--- What you will do ---
Looking at the listing beneath, work out how many lines hold "Tabel" and report only that figure.

--- Data listing ---
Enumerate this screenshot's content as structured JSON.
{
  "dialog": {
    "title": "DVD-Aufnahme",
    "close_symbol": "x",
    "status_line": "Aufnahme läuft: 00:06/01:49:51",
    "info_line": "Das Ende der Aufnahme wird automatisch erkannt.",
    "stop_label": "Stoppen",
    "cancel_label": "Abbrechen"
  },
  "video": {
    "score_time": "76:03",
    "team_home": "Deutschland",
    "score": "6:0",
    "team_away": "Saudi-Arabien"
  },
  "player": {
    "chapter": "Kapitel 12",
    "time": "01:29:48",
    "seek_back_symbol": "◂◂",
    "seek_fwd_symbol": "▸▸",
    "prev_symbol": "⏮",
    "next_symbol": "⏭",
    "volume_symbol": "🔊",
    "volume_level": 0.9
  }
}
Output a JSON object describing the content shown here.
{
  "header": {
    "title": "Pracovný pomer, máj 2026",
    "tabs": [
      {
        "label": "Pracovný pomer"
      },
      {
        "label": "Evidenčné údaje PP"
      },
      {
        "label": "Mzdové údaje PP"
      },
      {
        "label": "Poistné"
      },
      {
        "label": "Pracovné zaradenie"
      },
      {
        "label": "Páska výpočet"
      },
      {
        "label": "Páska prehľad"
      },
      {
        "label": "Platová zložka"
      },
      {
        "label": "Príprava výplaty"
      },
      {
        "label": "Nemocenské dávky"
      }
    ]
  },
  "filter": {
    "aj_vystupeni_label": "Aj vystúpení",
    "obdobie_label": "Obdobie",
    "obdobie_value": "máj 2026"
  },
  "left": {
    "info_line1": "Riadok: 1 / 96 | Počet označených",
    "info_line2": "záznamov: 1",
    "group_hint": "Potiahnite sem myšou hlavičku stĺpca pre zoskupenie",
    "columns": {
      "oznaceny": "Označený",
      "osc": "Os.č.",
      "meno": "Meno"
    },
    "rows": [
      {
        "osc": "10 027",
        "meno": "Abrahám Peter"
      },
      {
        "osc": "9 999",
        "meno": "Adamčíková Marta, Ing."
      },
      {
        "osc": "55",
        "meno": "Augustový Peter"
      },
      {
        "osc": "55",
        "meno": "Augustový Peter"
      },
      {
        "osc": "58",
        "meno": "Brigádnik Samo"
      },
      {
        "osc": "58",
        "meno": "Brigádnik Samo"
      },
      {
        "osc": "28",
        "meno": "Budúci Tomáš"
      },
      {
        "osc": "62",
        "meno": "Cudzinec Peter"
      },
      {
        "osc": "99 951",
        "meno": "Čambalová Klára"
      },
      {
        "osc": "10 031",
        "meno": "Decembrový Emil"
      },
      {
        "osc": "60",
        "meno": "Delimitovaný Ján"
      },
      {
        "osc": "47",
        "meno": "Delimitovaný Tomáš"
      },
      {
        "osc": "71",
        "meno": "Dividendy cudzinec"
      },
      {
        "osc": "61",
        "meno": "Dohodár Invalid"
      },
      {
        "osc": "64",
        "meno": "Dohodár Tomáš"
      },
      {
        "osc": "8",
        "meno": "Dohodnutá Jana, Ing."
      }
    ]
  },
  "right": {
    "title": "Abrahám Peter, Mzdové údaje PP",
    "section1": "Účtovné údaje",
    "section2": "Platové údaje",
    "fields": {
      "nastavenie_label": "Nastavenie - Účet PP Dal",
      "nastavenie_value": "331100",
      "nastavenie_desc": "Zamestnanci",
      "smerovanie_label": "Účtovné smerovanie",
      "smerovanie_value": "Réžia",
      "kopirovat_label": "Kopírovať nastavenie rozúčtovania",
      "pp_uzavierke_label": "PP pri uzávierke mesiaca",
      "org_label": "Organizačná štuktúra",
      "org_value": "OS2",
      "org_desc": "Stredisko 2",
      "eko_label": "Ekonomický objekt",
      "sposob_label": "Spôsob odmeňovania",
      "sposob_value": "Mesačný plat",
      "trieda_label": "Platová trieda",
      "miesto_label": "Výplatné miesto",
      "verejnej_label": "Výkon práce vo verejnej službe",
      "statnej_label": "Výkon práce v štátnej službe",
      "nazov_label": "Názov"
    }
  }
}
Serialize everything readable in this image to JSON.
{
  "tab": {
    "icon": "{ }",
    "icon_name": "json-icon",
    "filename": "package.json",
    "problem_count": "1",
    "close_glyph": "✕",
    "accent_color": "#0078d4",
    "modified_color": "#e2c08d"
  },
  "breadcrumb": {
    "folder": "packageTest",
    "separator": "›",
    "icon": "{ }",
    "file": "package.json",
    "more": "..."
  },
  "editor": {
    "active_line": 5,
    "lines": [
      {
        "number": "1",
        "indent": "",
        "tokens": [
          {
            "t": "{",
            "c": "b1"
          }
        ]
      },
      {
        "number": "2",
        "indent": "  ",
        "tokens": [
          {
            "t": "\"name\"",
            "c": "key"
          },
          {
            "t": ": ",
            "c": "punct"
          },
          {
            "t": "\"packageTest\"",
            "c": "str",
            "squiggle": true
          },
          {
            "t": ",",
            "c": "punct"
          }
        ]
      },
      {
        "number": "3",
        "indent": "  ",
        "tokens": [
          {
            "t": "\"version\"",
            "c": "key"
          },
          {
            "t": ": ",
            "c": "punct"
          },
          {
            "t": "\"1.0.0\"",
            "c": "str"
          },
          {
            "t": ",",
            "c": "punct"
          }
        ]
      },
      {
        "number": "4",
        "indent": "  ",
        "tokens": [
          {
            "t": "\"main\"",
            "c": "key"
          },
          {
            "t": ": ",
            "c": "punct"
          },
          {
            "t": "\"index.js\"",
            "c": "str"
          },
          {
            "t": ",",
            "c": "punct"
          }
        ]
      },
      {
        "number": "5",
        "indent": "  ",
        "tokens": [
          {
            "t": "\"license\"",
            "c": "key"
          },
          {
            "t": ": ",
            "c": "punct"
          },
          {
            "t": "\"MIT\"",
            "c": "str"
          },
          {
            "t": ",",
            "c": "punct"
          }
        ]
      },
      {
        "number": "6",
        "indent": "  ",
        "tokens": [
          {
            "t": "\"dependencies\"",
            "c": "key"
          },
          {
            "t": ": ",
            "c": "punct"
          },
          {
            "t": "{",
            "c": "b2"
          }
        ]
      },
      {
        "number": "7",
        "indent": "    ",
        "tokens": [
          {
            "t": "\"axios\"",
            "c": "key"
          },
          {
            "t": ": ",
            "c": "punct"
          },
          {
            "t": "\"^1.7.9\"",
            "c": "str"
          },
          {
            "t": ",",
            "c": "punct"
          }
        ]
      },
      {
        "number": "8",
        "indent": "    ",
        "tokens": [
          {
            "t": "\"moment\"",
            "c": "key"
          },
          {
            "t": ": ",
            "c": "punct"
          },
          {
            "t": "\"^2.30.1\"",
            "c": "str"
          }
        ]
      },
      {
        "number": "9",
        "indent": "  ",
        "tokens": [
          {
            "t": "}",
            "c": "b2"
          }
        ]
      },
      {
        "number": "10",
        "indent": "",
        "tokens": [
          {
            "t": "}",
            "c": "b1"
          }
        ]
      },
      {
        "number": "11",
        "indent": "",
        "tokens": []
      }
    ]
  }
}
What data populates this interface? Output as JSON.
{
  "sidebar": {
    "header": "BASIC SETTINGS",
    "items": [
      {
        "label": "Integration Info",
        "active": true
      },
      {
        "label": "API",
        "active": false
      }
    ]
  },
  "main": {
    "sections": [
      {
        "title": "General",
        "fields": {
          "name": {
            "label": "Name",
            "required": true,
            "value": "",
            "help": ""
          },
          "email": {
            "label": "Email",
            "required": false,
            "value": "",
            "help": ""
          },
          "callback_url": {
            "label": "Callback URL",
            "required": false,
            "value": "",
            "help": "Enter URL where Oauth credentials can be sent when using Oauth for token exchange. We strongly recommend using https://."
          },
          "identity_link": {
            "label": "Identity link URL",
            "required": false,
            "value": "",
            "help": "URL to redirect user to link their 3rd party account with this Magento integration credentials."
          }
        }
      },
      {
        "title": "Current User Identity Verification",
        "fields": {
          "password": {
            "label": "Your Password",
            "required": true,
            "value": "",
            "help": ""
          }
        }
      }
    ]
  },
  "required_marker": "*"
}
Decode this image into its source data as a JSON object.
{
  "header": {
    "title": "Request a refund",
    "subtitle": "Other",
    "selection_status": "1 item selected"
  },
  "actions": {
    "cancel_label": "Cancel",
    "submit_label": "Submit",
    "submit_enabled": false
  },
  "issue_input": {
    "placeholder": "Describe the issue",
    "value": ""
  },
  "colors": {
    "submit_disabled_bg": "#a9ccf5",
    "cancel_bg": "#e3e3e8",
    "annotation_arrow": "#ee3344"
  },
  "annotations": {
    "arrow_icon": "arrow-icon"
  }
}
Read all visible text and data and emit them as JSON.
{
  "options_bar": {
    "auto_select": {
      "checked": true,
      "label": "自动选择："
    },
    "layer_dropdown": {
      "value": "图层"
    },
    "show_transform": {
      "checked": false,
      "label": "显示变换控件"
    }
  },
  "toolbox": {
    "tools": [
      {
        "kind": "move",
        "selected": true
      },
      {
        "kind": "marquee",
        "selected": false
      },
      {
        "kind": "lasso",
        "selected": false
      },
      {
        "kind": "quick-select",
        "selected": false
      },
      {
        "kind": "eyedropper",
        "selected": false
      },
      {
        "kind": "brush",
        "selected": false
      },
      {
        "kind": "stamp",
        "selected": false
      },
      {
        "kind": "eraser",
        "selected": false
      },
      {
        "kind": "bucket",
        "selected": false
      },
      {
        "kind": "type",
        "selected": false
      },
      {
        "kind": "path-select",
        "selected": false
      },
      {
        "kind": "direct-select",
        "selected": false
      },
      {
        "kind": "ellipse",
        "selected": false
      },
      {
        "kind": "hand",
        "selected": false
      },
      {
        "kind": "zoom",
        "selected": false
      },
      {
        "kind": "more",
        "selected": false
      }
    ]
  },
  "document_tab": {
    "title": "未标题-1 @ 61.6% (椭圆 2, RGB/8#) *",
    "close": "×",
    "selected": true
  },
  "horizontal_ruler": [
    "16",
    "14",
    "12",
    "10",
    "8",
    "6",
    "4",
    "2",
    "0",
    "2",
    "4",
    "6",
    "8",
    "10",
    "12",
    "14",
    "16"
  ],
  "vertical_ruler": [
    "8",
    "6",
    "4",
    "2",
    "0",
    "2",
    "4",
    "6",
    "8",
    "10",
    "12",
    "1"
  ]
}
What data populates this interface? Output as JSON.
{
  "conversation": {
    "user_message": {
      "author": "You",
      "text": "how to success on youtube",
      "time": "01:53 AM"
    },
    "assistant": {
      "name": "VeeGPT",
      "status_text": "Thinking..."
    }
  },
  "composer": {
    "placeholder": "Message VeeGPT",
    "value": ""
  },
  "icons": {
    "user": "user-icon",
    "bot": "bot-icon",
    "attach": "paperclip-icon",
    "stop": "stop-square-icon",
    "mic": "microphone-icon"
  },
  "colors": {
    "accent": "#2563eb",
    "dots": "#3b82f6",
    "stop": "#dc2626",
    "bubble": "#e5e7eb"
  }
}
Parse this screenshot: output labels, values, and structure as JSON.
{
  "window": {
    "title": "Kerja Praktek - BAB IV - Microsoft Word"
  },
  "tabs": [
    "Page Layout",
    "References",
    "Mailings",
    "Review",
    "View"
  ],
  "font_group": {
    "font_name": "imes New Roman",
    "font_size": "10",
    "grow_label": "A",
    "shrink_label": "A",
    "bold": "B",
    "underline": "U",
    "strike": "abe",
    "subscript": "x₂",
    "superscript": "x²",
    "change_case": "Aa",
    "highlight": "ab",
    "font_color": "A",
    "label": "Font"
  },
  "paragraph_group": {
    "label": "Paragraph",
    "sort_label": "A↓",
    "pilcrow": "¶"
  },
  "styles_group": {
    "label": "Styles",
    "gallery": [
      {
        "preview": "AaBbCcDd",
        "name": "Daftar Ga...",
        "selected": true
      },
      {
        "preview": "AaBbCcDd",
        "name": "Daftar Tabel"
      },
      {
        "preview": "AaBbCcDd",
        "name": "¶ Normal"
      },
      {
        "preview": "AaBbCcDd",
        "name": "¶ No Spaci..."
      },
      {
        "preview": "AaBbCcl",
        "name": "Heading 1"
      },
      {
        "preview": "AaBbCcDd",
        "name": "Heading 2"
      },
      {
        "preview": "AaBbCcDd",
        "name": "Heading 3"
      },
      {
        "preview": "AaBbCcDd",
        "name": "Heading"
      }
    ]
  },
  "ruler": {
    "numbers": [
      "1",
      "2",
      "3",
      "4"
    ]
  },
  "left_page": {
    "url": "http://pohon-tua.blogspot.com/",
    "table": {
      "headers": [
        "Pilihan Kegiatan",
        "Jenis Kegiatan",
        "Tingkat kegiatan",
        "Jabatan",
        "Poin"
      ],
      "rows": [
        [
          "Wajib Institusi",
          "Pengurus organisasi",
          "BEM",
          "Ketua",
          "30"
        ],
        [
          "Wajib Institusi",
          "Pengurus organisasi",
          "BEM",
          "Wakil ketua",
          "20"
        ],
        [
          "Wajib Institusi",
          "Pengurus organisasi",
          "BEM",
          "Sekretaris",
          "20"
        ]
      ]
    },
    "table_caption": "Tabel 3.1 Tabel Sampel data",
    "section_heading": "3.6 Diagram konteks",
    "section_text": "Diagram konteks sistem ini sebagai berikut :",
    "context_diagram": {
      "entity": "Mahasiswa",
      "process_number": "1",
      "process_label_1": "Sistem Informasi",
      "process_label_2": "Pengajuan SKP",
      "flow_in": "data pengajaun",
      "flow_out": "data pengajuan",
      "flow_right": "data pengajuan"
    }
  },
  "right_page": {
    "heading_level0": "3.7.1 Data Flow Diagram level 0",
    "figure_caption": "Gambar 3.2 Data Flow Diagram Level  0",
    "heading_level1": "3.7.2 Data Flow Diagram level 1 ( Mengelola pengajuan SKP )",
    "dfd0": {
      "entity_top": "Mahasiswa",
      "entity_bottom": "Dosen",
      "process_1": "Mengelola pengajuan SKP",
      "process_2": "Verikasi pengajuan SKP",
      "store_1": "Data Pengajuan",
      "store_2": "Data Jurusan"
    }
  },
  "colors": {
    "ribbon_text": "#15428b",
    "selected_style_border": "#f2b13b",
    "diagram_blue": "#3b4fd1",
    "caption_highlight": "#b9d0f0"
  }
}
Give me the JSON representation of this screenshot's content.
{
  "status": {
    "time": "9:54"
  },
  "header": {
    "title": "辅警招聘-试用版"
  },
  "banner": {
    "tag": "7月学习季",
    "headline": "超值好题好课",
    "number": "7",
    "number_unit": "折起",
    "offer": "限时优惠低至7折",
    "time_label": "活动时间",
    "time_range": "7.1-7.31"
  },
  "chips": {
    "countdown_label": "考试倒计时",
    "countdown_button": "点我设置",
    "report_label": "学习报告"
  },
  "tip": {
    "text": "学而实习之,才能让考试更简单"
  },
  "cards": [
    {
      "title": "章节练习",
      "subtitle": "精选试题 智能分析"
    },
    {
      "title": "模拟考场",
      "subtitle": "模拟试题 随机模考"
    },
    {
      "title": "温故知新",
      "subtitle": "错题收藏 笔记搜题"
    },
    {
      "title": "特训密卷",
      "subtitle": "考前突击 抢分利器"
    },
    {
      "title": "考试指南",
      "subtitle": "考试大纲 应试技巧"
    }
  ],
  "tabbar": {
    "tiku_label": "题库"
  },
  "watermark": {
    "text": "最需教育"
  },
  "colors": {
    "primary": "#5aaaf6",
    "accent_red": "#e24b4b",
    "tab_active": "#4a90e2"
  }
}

--- Correct output ---
2